═════ MATERIAL FOR THIS TASK ═════
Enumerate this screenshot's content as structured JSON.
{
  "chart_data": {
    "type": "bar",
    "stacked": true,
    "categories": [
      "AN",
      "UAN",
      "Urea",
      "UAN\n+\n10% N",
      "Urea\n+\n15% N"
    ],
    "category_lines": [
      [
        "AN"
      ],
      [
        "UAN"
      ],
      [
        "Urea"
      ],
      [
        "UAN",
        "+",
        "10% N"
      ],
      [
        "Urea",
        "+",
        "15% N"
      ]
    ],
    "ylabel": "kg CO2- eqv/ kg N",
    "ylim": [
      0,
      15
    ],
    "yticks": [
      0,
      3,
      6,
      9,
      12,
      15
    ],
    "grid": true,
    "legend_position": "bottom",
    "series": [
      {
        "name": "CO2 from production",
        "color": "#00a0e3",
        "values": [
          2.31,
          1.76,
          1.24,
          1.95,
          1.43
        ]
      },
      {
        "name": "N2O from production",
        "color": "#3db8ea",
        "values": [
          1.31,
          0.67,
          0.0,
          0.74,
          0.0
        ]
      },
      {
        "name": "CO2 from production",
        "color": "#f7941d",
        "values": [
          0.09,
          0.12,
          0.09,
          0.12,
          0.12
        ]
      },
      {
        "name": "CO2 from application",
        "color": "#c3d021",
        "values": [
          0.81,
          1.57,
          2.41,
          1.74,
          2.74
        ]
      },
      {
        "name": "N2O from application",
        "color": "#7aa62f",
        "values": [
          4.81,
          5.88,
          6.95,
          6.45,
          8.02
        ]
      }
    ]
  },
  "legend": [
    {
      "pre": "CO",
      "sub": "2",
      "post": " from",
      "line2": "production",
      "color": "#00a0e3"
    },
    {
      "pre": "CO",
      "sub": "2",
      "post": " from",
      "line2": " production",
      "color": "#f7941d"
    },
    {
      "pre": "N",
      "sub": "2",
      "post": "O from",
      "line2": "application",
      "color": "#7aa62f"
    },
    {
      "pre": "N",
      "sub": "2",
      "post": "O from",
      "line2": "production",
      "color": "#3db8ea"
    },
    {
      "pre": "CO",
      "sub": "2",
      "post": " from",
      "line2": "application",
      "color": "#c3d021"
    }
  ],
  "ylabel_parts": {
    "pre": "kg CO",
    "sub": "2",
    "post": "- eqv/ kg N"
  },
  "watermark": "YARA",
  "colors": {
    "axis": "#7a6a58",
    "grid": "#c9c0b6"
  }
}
═════
═════ MATERIAL FOR THIS TASK ═════
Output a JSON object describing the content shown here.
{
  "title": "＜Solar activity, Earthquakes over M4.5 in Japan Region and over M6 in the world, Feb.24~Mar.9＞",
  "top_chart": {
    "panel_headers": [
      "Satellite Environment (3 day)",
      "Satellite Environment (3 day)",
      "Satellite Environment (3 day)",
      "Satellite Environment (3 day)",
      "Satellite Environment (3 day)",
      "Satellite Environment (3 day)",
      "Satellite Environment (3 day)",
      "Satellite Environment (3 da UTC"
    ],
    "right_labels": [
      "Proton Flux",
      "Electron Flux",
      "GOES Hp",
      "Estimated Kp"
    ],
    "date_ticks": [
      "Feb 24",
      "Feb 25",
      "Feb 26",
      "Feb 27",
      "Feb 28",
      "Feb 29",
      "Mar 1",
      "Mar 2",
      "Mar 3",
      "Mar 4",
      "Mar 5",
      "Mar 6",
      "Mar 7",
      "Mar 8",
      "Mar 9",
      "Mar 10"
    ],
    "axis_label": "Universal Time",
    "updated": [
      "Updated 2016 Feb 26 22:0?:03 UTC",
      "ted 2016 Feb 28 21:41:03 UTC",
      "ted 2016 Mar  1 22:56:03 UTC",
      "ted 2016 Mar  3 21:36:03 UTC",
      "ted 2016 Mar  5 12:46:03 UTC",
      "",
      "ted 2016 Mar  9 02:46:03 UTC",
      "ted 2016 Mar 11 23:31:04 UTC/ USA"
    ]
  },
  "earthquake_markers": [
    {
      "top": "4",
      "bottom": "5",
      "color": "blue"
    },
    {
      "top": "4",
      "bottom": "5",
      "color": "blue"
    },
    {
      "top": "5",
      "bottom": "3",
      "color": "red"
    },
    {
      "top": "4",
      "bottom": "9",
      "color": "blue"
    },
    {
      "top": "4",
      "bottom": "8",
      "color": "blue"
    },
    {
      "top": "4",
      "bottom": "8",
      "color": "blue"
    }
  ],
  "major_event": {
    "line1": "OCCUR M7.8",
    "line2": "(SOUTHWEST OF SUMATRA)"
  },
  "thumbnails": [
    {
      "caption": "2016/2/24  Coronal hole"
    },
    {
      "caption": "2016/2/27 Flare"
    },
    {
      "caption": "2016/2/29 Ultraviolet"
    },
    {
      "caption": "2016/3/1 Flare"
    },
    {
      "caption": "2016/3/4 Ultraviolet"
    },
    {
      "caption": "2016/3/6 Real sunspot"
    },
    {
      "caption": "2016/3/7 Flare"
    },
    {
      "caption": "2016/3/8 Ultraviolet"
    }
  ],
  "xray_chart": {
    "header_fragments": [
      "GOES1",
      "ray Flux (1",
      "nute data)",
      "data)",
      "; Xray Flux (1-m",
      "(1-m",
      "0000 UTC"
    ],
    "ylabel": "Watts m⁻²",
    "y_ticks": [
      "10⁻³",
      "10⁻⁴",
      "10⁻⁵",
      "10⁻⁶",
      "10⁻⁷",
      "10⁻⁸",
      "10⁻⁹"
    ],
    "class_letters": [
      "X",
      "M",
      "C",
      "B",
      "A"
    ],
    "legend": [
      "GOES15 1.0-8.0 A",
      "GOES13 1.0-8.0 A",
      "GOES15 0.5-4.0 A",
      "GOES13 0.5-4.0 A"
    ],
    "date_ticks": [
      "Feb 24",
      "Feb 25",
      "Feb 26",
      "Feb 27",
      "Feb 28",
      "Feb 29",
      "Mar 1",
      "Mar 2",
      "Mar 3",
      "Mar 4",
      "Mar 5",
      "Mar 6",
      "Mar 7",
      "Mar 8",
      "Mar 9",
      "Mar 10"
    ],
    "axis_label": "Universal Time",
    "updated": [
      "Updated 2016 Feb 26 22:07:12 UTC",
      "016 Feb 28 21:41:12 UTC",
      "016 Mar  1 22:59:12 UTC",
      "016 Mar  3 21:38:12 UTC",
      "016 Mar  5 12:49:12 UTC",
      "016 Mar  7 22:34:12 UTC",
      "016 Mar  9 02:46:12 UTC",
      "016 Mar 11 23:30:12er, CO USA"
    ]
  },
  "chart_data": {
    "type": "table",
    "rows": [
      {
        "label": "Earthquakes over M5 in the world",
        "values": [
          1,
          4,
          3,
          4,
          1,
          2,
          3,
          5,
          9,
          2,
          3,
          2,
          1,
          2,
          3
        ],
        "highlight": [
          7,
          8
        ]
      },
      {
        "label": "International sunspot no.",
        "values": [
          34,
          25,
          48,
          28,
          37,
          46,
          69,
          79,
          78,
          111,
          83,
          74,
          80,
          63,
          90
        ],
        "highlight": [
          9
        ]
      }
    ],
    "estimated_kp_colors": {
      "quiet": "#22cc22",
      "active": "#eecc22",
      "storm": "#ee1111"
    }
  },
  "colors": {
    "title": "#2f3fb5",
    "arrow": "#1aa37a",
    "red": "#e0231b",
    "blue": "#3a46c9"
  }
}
═════
> _WHAT IS EXPECTED_
Show the lines of the records that contain the word "caption".

> _EXERCISE SOLUTION_
      "caption": "2016/2/24  Coronal hole"
      "caption": "2016/2/27 Flare"
      "caption": "2016/2/29 Ultraviolet"
      "caption": "2016/3/1 Flare"
      "caption": "2016/3/4 Ultraviolet"
      "caption": "2016/3/6 Real sunspot"
      "caption": "2016/3/7 Flare"
      "caption": "2016/3/8 Ultraviolet"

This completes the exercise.